[Stored rows]
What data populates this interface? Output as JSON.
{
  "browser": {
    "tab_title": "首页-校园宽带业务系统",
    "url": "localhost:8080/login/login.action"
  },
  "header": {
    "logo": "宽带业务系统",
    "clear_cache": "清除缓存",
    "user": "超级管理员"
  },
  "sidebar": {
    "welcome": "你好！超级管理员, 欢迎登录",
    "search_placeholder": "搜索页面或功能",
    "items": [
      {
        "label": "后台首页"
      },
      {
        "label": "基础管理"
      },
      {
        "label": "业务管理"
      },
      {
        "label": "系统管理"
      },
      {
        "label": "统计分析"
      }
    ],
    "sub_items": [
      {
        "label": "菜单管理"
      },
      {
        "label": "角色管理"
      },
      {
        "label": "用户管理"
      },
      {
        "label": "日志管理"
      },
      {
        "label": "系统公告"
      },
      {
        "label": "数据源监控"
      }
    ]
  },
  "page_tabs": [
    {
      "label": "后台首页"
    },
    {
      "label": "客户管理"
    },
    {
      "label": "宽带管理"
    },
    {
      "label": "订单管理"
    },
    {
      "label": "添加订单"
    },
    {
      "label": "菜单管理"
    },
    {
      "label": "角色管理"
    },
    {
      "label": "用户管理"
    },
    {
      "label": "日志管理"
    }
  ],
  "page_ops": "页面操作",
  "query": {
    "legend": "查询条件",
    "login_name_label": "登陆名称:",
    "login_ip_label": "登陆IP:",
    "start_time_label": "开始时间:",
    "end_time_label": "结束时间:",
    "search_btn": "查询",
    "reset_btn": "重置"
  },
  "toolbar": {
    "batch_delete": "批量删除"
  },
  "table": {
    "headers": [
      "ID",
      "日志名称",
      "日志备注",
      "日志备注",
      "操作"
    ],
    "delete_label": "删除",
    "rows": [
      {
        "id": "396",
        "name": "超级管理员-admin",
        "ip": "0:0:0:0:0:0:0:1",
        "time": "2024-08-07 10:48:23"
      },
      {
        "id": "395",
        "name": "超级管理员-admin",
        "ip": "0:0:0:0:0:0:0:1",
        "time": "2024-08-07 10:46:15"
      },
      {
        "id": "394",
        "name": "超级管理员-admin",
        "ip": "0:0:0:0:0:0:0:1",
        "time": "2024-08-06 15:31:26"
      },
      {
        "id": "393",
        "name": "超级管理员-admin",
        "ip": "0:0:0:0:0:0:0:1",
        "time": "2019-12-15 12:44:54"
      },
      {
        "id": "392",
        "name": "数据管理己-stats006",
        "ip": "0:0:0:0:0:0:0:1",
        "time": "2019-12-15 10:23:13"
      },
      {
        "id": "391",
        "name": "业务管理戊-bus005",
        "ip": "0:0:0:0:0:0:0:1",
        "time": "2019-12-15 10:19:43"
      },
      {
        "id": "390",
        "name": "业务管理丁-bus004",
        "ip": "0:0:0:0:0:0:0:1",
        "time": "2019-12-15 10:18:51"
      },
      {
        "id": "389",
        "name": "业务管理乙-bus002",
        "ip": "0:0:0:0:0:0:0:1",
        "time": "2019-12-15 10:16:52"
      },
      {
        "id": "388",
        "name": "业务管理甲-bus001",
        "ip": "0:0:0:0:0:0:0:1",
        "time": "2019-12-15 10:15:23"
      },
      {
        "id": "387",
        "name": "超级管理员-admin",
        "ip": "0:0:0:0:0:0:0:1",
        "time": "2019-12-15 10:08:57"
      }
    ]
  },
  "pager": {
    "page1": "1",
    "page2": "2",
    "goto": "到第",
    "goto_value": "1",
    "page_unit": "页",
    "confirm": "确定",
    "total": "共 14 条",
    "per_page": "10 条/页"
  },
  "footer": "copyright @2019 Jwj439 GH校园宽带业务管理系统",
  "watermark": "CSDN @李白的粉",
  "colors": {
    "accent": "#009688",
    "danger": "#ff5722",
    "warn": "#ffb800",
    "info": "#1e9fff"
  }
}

[Exercise details]
Reproduce the material above, every line of it, exactly.

[Solution to the problem]
What data populates this interface? Output as JSON.
{
  "browser": {
    "tab_title": "首页-校园宽带业务系统",
    "url": "localhost:8080/login/login.action"
  },
  "header": {
    "logo": "宽带业务系统",
    "clear_cache": "清除缓存",
    "user": "超级管理员"
  },
  "sidebar": {
    "welcome": "你好！超级管理员, 欢迎登录",
    "search_placeholder": "搜索页面或功能",
    "items": [
      {
        "label": "后台首页"
      },
      {
        "label": "基础管理"
      },
      {
        "label": "业务管理"
      },
      {
        "label": "系统管理"
      },
      {
        "label": "统计分析"
      }
    ],
    "sub_items": [
      {
        "label": "菜单管理"
      },
      {
        "label": "角色管理"
      },
      {
        "label": "用户管理"
      },
      {
        "label": "日志管理"
      },
      {
        "label": "系统公告"
      },
      {
        "label": "数据源监控"
      }
    ]
  },
  "page_tabs": [
    {
      "label": "后台首页"
    },
    {
      "label": "客户管理"
    },
    {
      "label": "宽带管理"
    },
    {
      "label": "订单管理"
    },
    {
      "label": "添加订单"
    },
    {
      "label": "菜单管理"
    },
    {
      "label": "角色管理"
    },
    {
      "label": "用户管理"
    },
    {
      "label": "日志管理"
    }
  ],
  "page_ops": "页面操作",
  "query": {
    "legend": "查询条件",
    "login_name_label": "登陆名称:",
    "login_ip_label": "登陆IP:",
    "start_time_label": "开始时间:",
    "end_time_label": "结束时间:",
    "search_btn": "查询",
    "reset_btn": "重置"
  },
  "toolbar": {
    "batch_delete": "批量删除"
  },
  "table": {
    "headers": [
      "ID",
      "日志名称",
      "日志备注",
      "日志备注",
      "操作"
    ],
    "delete_label": "删除",
    "rows": [
      {
        "id": "396",
        "name": "超级管理员-admin",
        "ip": "0:0:0:0:0:0:0:1",
        "time": "2024-08-07 10:48:23"
      },
      {
        "id": "395",
        "name": "超级管理员-admin",
        "ip": "0:0:0:0:0:0:0:1",
        "time": "2024-08-07 10:46:15"
      },
      {
        "id": "394",
        "name": "超级管理员-admin",
        "ip": "0:0:0:0:0:0:0:1",
        "time": "2024-08-06 15:31:26"
      },
      {
        "id": "393",
        "name": "超级管理员-admin",
        "ip": "0:0:0:0:0:0:0:1",
        "time": "2019-12-15 12:44:54"
      },
      {
        "id": "392",
        "name": "数据管理己-stats006",
        "ip": "0:0:0:0:0:0:0:1",
        "time": "2019-12-15 10:23:13"
      },
      {
        "id": "391",
        "name": "业务管理戊-bus005",
        "ip": "0:0:0:0:0:0:0:1",
        "time": "2019-12-15 10:19:43"
      },
      {
        "id": "390",
        "name": "业务管理丁-bus004",
        "ip": "0:0:0:0:0:0:0:1",
        "time": "2019-12-15 10:18:51"
      },
      {
        "id": "389",
        "name": "业务管理乙-bus002",
        "ip": "0:0:0:0:0:0:0:1",
        "time": "2019-12-15 10:16:52"
      },
      {
        "id": "388",
        "name": "业务管理甲-bus001",
        "ip": "0:0:0:0:0:0:0:1",
        "time": "2019-12-15 10:15:23"
      },
      {
        "id": "387",
        "name": "超级管理员-admin",
        "ip": "0:0:0:0:0:0:0:1",
        "time": "2019-12-15 10:08:57"
      }
    ]
  },
  "pager": {
    "page1": "1",
    "page2": "2",
    "goto": "到第",
    "goto_value": "1",
    "page_unit": "页",
    "confirm": "确定",
    "total": "共 14 条",
    "per_page": "10 条/页"
  },
  "footer": "copyright @2019 Jwj439 GH校园宽带业务管理系统",
  "watermark": "CSDN @李白的粉",
  "colors": {
    "accent": "#009688",
    "danger": "#ff5722",
    "warn": "#ffb800",
    "info": "#1e9fff"
  }
}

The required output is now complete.